* GOAL: Wherever "this" appears in a line, copy that line.

* PROVIDED ENTRIES:
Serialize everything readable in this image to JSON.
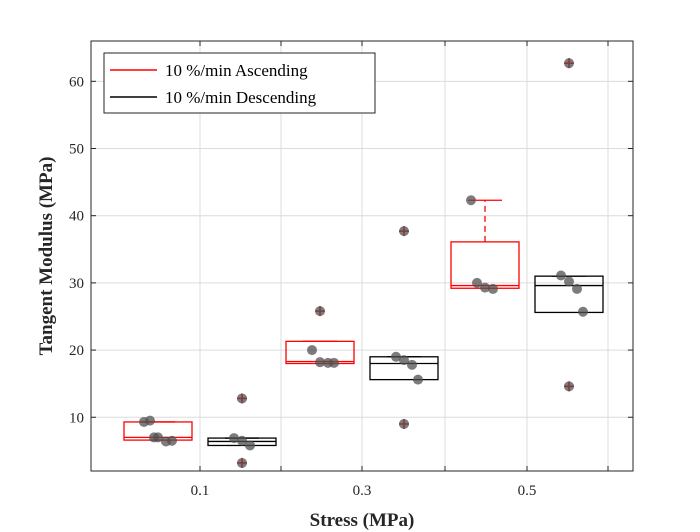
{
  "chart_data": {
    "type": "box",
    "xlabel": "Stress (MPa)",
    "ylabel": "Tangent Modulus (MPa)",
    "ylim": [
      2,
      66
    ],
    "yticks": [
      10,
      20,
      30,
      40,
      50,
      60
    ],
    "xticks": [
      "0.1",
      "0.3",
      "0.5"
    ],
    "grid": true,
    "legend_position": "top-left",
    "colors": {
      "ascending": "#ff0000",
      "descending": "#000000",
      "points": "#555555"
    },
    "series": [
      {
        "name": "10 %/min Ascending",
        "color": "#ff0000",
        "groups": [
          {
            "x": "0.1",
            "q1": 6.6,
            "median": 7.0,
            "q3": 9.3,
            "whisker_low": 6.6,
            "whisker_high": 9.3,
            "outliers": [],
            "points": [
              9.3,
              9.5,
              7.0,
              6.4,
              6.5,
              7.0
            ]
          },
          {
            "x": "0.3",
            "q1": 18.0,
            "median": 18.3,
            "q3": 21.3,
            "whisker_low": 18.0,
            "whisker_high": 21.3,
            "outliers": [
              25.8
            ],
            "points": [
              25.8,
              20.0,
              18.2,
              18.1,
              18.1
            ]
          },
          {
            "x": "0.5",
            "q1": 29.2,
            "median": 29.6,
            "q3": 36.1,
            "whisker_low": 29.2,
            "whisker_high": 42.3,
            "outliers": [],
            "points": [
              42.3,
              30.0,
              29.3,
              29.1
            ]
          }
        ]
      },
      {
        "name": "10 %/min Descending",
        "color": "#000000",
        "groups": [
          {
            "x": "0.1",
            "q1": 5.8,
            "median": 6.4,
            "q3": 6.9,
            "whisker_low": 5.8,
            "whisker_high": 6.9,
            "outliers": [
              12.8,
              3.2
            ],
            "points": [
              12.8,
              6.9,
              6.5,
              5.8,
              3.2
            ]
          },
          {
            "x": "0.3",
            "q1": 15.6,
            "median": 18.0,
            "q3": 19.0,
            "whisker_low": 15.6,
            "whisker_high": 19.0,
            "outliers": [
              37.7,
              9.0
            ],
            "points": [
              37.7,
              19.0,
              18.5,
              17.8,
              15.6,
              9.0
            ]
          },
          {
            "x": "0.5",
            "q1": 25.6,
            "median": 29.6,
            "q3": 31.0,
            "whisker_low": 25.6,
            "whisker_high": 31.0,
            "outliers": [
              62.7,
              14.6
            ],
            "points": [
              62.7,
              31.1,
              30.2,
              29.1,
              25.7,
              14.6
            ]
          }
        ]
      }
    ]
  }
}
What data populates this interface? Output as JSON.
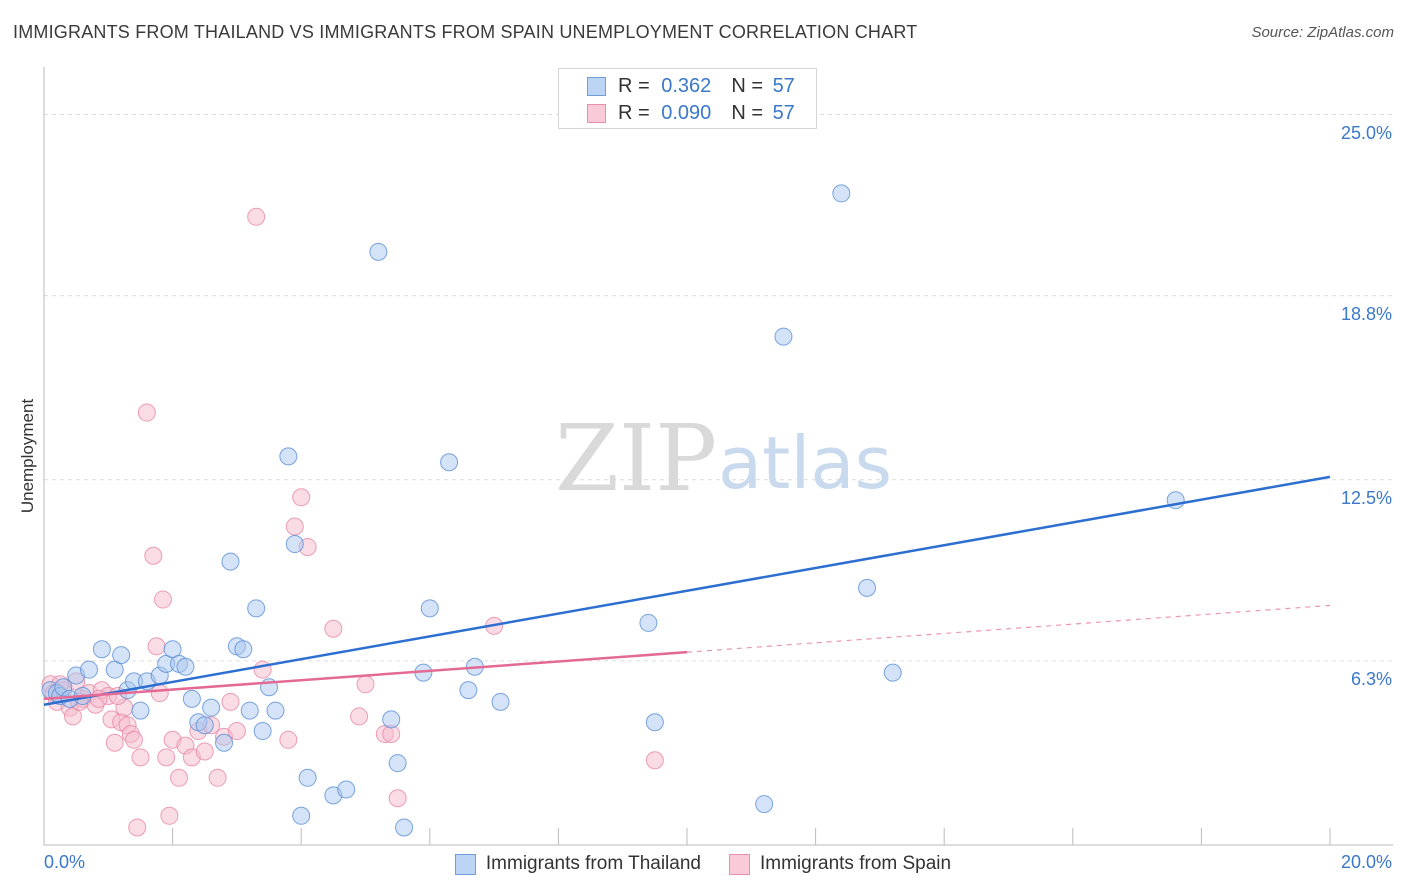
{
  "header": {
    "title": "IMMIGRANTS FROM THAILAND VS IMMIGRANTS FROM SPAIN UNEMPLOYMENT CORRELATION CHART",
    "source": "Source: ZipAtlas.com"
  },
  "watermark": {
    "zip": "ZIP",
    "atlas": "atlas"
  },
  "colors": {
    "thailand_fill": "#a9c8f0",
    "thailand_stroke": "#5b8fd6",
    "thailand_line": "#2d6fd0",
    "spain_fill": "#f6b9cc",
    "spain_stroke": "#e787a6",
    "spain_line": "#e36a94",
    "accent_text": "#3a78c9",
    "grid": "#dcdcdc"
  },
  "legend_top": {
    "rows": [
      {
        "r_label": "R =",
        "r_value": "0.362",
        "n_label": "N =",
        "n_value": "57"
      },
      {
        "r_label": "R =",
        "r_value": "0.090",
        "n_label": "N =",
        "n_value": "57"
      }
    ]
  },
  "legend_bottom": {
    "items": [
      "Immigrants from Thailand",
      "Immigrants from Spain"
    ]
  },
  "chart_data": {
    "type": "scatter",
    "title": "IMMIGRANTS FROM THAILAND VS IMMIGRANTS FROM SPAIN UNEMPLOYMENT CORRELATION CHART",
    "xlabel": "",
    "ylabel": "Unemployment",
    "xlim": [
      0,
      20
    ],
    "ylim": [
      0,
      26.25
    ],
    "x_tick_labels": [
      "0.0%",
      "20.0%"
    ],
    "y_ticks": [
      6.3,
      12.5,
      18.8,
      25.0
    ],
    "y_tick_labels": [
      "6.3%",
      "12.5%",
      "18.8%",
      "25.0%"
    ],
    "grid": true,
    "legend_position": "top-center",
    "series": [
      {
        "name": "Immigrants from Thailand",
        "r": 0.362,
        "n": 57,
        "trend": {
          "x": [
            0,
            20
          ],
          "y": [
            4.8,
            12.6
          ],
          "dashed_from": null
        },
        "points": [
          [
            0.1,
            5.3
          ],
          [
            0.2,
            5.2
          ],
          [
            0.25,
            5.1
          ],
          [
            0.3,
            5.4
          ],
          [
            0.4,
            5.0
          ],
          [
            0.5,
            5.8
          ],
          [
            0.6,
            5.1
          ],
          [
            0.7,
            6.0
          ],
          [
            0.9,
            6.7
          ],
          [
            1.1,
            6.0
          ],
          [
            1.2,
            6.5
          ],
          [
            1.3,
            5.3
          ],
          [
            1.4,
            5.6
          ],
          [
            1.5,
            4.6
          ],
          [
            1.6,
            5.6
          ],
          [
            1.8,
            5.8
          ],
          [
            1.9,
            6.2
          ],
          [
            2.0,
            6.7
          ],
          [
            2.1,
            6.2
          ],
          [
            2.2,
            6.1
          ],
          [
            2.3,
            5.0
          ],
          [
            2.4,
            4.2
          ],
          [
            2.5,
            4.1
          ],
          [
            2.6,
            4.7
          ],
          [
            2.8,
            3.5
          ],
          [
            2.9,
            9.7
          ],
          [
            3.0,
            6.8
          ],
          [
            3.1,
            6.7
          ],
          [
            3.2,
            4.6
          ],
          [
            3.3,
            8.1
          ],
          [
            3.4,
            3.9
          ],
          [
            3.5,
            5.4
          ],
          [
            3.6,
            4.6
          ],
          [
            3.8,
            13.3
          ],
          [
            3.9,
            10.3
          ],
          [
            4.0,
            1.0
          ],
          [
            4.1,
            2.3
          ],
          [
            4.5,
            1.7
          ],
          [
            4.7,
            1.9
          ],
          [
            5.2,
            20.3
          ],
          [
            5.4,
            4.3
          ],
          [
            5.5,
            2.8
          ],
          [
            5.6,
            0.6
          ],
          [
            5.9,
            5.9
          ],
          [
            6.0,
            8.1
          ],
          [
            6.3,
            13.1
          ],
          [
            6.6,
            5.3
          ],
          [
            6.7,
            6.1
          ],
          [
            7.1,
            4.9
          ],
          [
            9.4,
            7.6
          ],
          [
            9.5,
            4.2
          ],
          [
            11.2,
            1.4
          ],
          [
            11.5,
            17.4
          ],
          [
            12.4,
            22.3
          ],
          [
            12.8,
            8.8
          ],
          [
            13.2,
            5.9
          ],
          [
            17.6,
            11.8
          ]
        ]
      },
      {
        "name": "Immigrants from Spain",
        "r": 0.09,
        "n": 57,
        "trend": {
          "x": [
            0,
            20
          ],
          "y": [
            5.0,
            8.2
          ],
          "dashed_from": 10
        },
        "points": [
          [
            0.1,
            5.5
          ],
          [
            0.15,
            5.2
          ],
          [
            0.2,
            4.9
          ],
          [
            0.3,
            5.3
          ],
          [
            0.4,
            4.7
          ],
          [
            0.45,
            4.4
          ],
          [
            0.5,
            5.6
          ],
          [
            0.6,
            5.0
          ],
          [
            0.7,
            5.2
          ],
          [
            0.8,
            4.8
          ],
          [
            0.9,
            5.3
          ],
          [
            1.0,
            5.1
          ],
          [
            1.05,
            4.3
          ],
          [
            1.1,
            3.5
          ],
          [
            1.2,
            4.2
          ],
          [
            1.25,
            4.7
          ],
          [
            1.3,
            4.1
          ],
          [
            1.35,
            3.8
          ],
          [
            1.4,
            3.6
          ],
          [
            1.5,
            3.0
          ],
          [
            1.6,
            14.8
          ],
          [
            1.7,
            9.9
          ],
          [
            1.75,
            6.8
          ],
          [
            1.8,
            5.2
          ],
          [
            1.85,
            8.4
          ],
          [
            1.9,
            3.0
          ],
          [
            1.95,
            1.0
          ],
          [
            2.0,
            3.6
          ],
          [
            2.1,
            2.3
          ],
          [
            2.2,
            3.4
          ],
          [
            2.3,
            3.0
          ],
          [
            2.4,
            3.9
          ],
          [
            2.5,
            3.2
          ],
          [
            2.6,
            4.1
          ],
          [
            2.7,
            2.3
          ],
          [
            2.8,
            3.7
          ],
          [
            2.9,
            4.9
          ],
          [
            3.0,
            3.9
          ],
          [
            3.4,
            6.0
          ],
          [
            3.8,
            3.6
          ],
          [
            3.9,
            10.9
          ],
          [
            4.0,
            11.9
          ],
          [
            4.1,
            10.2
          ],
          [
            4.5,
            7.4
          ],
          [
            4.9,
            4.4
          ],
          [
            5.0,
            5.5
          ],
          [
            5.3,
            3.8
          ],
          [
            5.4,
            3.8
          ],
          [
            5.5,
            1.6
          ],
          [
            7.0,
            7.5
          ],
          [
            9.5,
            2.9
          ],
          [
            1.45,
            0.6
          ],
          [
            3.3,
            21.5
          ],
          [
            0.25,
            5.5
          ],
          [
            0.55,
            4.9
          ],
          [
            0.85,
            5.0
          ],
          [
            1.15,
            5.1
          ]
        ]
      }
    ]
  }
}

* RESPONSE:
Serialize everything readable in this image to JSON.
What data populates this interface? Output as JSON.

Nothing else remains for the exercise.